>> Start EXTRACTED ENTRIES

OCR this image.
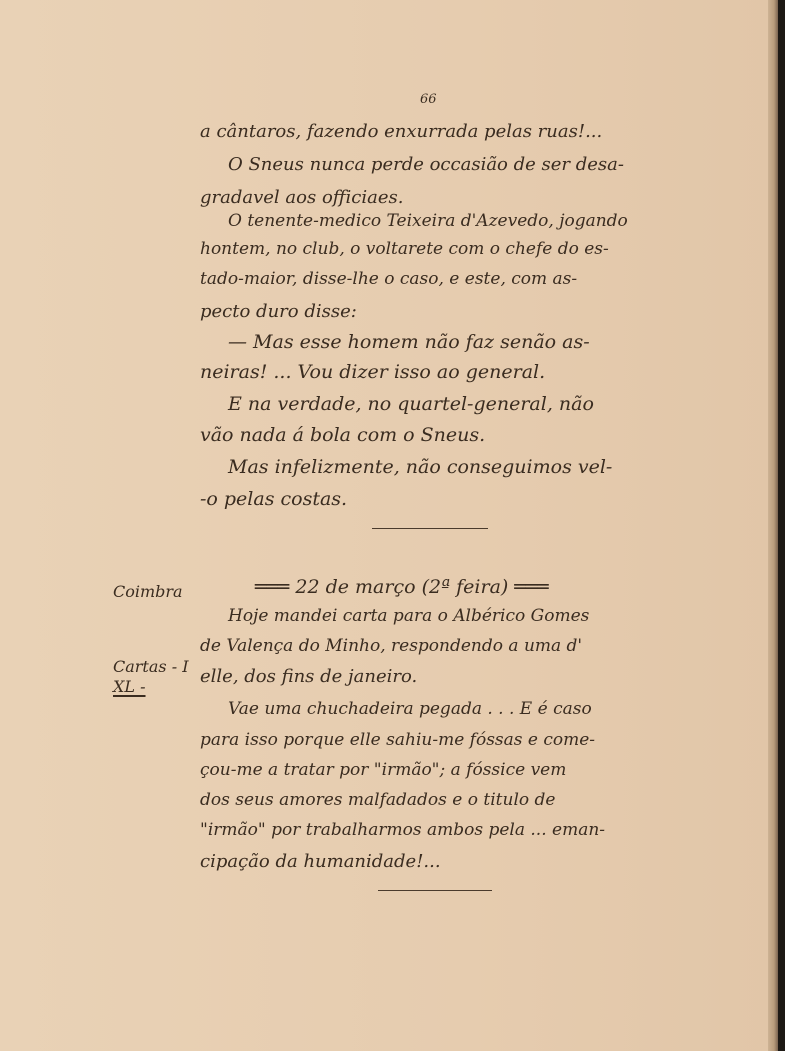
66
a cântaros, fazendo enxurrada pelas ruas!...
O Sneus nunca perde occasião de ser desa-
gradavel aos officiaes.
O tenente-medico Teixeira d'Azevedo, jogando
hontem, no club, o voltarete com o chefe do es-
tado-maior, disse-lhe o caso, e este, com as-
pecto duro disse:
— Mas esse homem não faz senão as-
neiras! ... Vou dizer isso ao general.
E na verdade, no quartel-general, não
vão nada á bola com o Sneus.
Mas infelizmente, não conseguimos vel-
-o pelas costas.
Coimbra
Cartas - I
XL -
═══ 22 de março (2ª feira) ═══
Hoje mandei carta para o Albérico Gomes
de Valença do Minho, respondendo a uma d'
elle, dos fins de janeiro.
Vae uma chuchadeira pegada . . . E é caso
para isso porque elle sahiu-me fóssas e come-
çou-me a tratar por "irmão"; a fóssice vem
dos seus amores malfadados e o titulo de
"irmão" por trabalharmos ambos pela ... eman-
cipação da humanidade!...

>> End EXTRACTED ENTRIES

Copy out every line of the material above exactly, skipping the pictures.

**COMPLETED EXERCISE**:
OCR this image.
66
a cântaros, fazendo enxurrada pelas ruas!...
O Sneus nunca perde occasião de ser desa-
gradavel aos officiaes.
O tenente-medico Teixeira d'Azevedo, jogando
hontem, no club, o voltarete com o chefe do es-
tado-maior, disse-lhe o caso, e este, com as-
pecto duro disse:
— Mas esse homem não faz senão as-
neiras! ... Vou dizer isso ao general.
E na verdade, no quartel-general, não
vão nada á bola com o Sneus.
Mas infelizmente, não conseguimos vel-
-o pelas costas.
Coimbra
Cartas - I
XL -
═══ 22 de março (2ª feira) ═══
Hoje mandei carta para o Albérico Gomes
de Valença do Minho, respondendo a uma d'
elle, dos fins de janeiro.
Vae uma chuchadeira pegada . . . E é caso
para isso porque elle sahiu-me fóssas e come-
çou-me a tratar por "irmão"; a fóssice vem
dos seus amores malfadados e o titulo de
"irmão" por trabalharmos ambos pela ... eman-
cipação da humanidade!...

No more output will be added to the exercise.